▶ _Problem statement_
Write the entries out again exactly as they stand, but without the pictures.

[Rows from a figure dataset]

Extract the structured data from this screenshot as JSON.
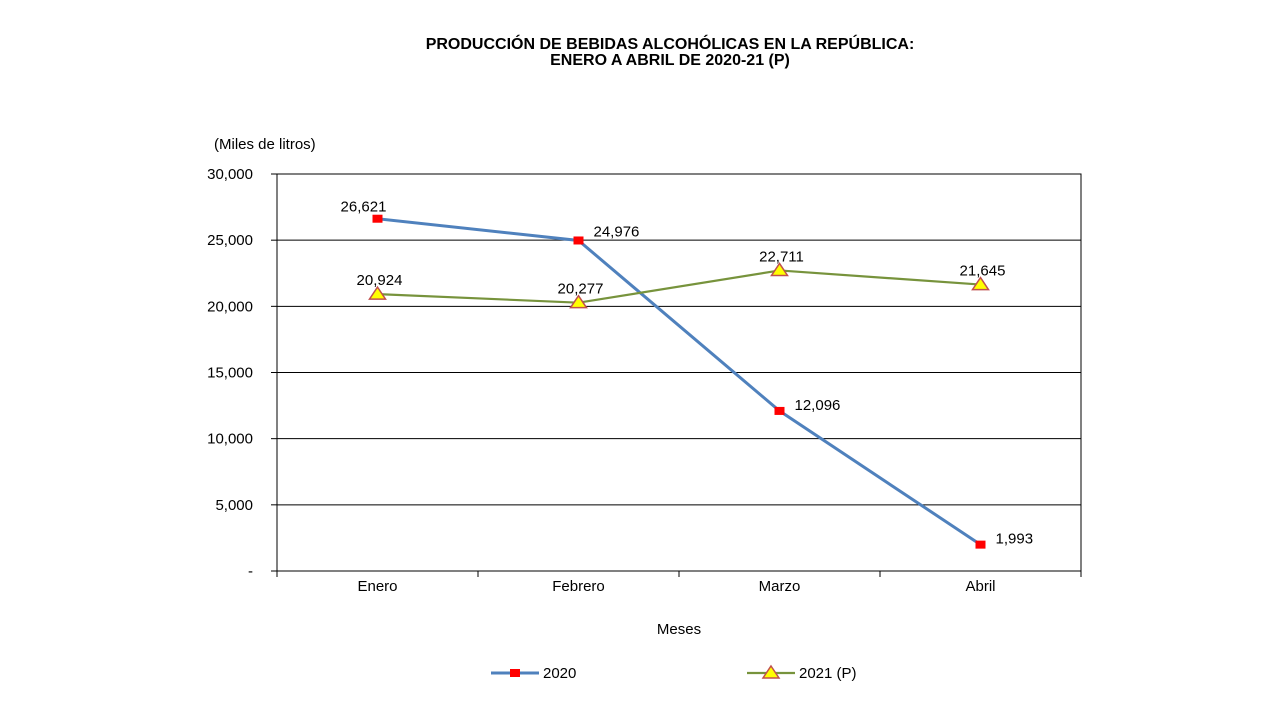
{
  "chart_data": {
    "type": "line",
    "title": "PRODUCCIÓN DE BEBIDAS ALCOHÓLICAS EN LA REPÚBLICA:",
    "subtitle": "ENERO A ABRIL DE 2020-21 (P)",
    "xlabel": "Meses",
    "ylabel": "(Miles de litros)",
    "categories": [
      "Enero",
      "Febrero",
      "Marzo",
      "Abril"
    ],
    "ylim": [
      0,
      30000
    ],
    "yticks": [
      0,
      5000,
      10000,
      15000,
      20000,
      25000,
      30000
    ],
    "ytick_labels": [
      "-",
      "5,000",
      "10,000",
      "15,000",
      "20,000",
      "25,000",
      "30,000"
    ],
    "grid": true,
    "legend_position": "bottom",
    "series": [
      {
        "name": "2020",
        "values": [
          26621,
          24976,
          12096,
          1993
        ],
        "labels": [
          "26,621",
          "24,976",
          "12,096",
          "1,993"
        ],
        "color": "#4F81BD",
        "marker": "square",
        "marker_color": "#FF0000"
      },
      {
        "name": "2021 (P)",
        "values": [
          20924,
          20277,
          22711,
          21645
        ],
        "labels": [
          "20,924",
          "20,277",
          "22,711",
          "21,645"
        ],
        "color": "#77933C",
        "marker": "triangle",
        "marker_color": "#FFFF00",
        "marker_edge": "#C0504D"
      }
    ]
  }
}
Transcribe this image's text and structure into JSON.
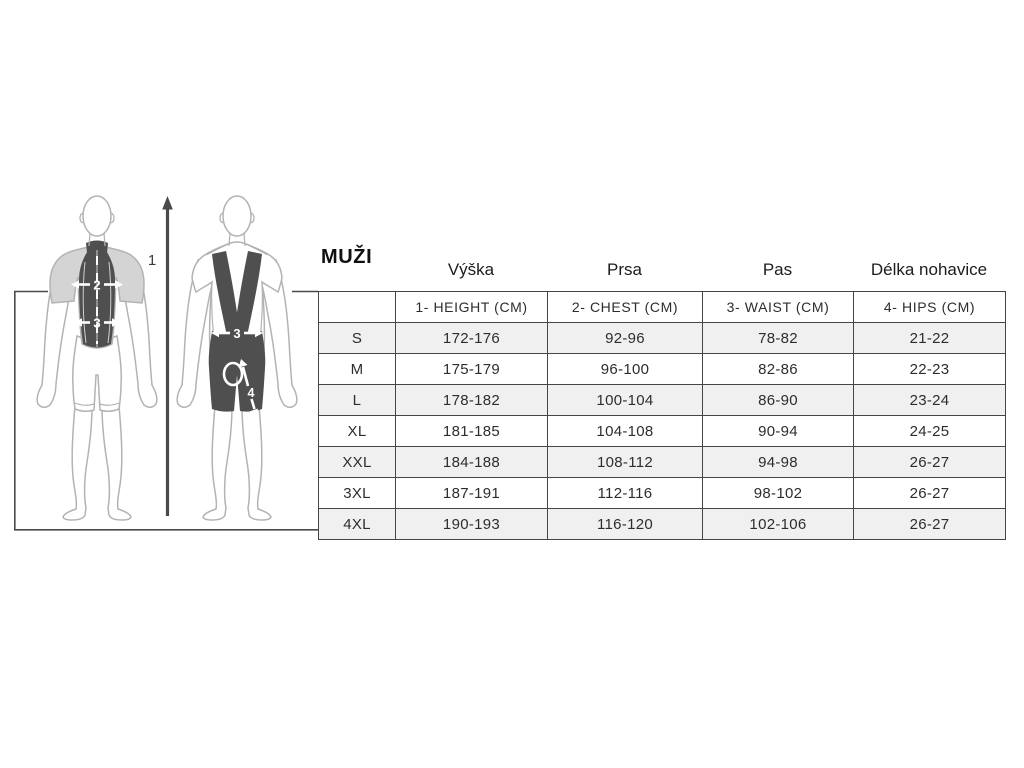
{
  "page_title": "MUŽI",
  "measure_labels_cz": [
    "Výška",
    "Prsa",
    "Pas",
    "Délka nohavice"
  ],
  "table": {
    "headers": [
      "",
      "1- HEIGHT (CM)",
      "2- CHEST (CM)",
      "3- WAIST (CM)",
      "4- HIPS (CM)"
    ],
    "rows": [
      {
        "size": "S",
        "cells": [
          "172-176",
          "92-96",
          "78-82",
          "21-22"
        ]
      },
      {
        "size": "M",
        "cells": [
          "175-179",
          "96-100",
          "82-86",
          "22-23"
        ]
      },
      {
        "size": "L",
        "cells": [
          "178-182",
          "100-104",
          "86-90",
          "23-24"
        ]
      },
      {
        "size": "XL",
        "cells": [
          "181-185",
          "104-108",
          "90-94",
          "24-25"
        ]
      },
      {
        "size": "XXL",
        "cells": [
          "184-188",
          "108-112",
          "94-98",
          "26-27"
        ]
      },
      {
        "size": "3XL",
        "cells": [
          "187-191",
          "112-116",
          "98-102",
          "26-27"
        ]
      },
      {
        "size": "4XL",
        "cells": [
          "190-193",
          "116-120",
          "102-106",
          "26-27"
        ]
      }
    ]
  },
  "figure_panel": {
    "markers": {
      "height": "1",
      "chest": "2",
      "waist_jersey": "3",
      "waist_bib": "3",
      "inseam": "4"
    }
  },
  "colors": {
    "row_stripe": "#f0f0f0",
    "table_border": "#454545",
    "frame_line": "#4a4a4a",
    "garment_dark": "#4f4f4f",
    "garment_light": "#d4d4d4",
    "body_outline": "#b3b3b3",
    "text": "#2d2d2d"
  }
}
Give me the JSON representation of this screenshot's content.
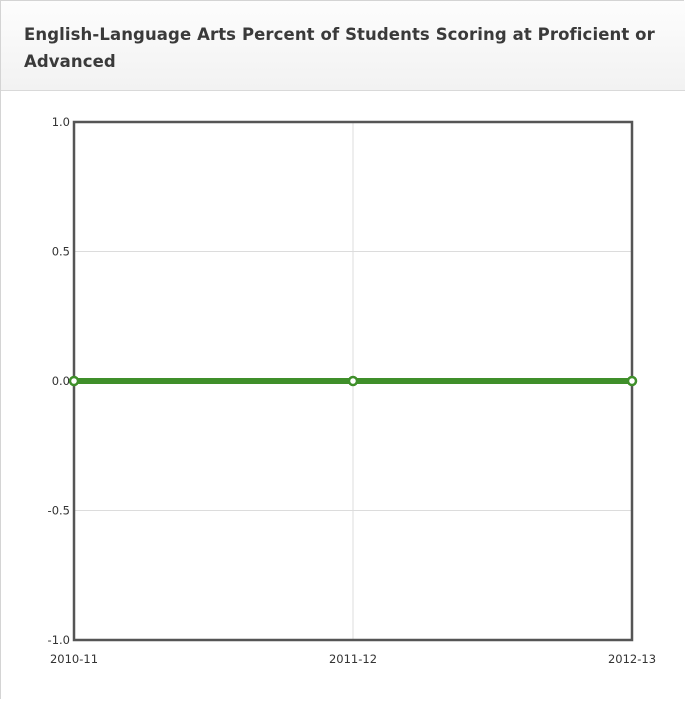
{
  "panel": {
    "title": "English-Language Arts Percent of Students Scoring at Proficient or Advanced"
  },
  "chart_data": {
    "type": "line",
    "title": "English-Language Arts Percent of Students Scoring at Proficient or Advanced",
    "xlabel": "",
    "ylabel": "",
    "categories": [
      "2010-11",
      "2011-12",
      "2012-13"
    ],
    "yticks": [
      "1.0",
      "0.5",
      "0.0",
      "-0.5",
      "-1.0"
    ],
    "ytick_values": [
      1.0,
      0.5,
      0.0,
      -0.5,
      -1.0
    ],
    "ylim": [
      -1.0,
      1.0
    ],
    "grid": true,
    "series": [
      {
        "values": [
          0,
          0,
          0
        ],
        "color": "#3f8f2a",
        "marker_fill": "#ffffff"
      }
    ]
  }
}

▶ _Written answer_
Extract the structured data from this screenshot as JSON.
{
  "chart_data": {
    "type": "line",
    "title": "PRODUCCIÓN DE BEBIDAS ALCOHÓLICAS EN LA REPÚBLICA:",
    "subtitle": "ENERO A ABRIL DE 2020-21 (P)",
    "xlabel": "Meses",
    "ylabel": "(Miles de litros)",
    "categories": [
      "Enero",
      "Febrero",
      "Marzo",
      "Abril"
    ],
    "ylim": [
      0,
      30000
    ],
    "yticks": [
      0,
      5000,
      10000,
      15000,
      20000,
      25000,
      30000
    ],
    "ytick_labels": [
      "-",
      "5,000",
      "10,000",
      "15,000",
      "20,000",
      "25,000",
      "30,000"
    ],
    "grid": true,
    "legend_position": "bottom",
    "series": [
      {
        "name": "2020",
        "values": [
          26621,
          24976,
          12096,
          1993
        ],
        "labels": [
          "26,621",
          "24,976",
          "12,096",
          "1,993"
        ],
        "color": "#4F81BD",
        "marker": "square",
        "marker_color": "#FF0000"
      },
      {
        "name": "2021 (P)",
        "values": [
          20924,
          20277,
          22711,
          21645
        ],
        "labels": [
          "20,924",
          "20,277",
          "22,711",
          "21,645"
        ],
        "color": "#77933C",
        "marker": "triangle",
        "marker_color": "#FFFF00",
        "marker_edge": "#C0504D"
      }
    ]
  }
}
Transcribe this image's text and structure into JSON.
{
  "page_title": "MUŽI",
  "measure_labels_cz": [
    "Výška",
    "Prsa",
    "Pas",
    "Délka nohavice"
  ],
  "table": {
    "headers": [
      "",
      "1- HEIGHT (CM)",
      "2- CHEST (CM)",
      "3- WAIST (CM)",
      "4- HIPS (CM)"
    ],
    "rows": [
      {
        "size": "S",
        "cells": [
          "172-176",
          "92-96",
          "78-82",
          "21-22"
        ]
      },
      {
        "size": "M",
        "cells": [
          "175-179",
          "96-100",
          "82-86",
          "22-23"
        ]
      },
      {
        "size": "L",
        "cells": [
          "178-182",
          "100-104",
          "86-90",
          "23-24"
        ]
      },
      {
        "size": "XL",
        "cells": [
          "181-185",
          "104-108",
          "90-94",
          "24-25"
        ]
      },
      {
        "size": "XXL",
        "cells": [
          "184-188",
          "108-112",
          "94-98",
          "26-27"
        ]
      },
      {
        "size": "3XL",
        "cells": [
          "187-191",
          "112-116",
          "98-102",
          "26-27"
        ]
      },
      {
        "size": "4XL",
        "cells": [
          "190-193",
          "116-120",
          "102-106",
          "26-27"
        ]
      }
    ]
  },
  "figure_panel": {
    "markers": {
      "height": "1",
      "chest": "2",
      "waist_jersey": "3",
      "waist_bib": "3",
      "inseam": "4"
    }
  },
  "colors": {
    "row_stripe": "#f0f0f0",
    "table_border": "#454545",
    "frame_line": "#4a4a4a",
    "garment_dark": "#4f4f4f",
    "garment_light": "#d4d4d4",
    "body_outline": "#b3b3b3",
    "text": "#2d2d2d"
  }
}
Give me the JSON representation of this screenshot's content.
{
  "panel": {
    "title": "English-Language Arts Percent of Students Scoring at Proficient or Advanced"
  },
  "chart_data": {
    "type": "line",
    "title": "English-Language Arts Percent of Students Scoring at Proficient or Advanced",
    "xlabel": "",
    "ylabel": "",
    "categories": [
      "2010-11",
      "2011-12",
      "2012-13"
    ],
    "yticks": [
      "1.0",
      "0.5",
      "0.0",
      "-0.5",
      "-1.0"
    ],
    "ytick_values": [
      1.0,
      0.5,
      0.0,
      -0.5,
      -1.0
    ],
    "ylim": [
      -1.0,
      1.0
    ],
    "grid": true,
    "series": [
      {
        "values": [
          0,
          0,
          0
        ],
        "color": "#3f8f2a",
        "marker_fill": "#ffffff"
      }
    ]
  }
}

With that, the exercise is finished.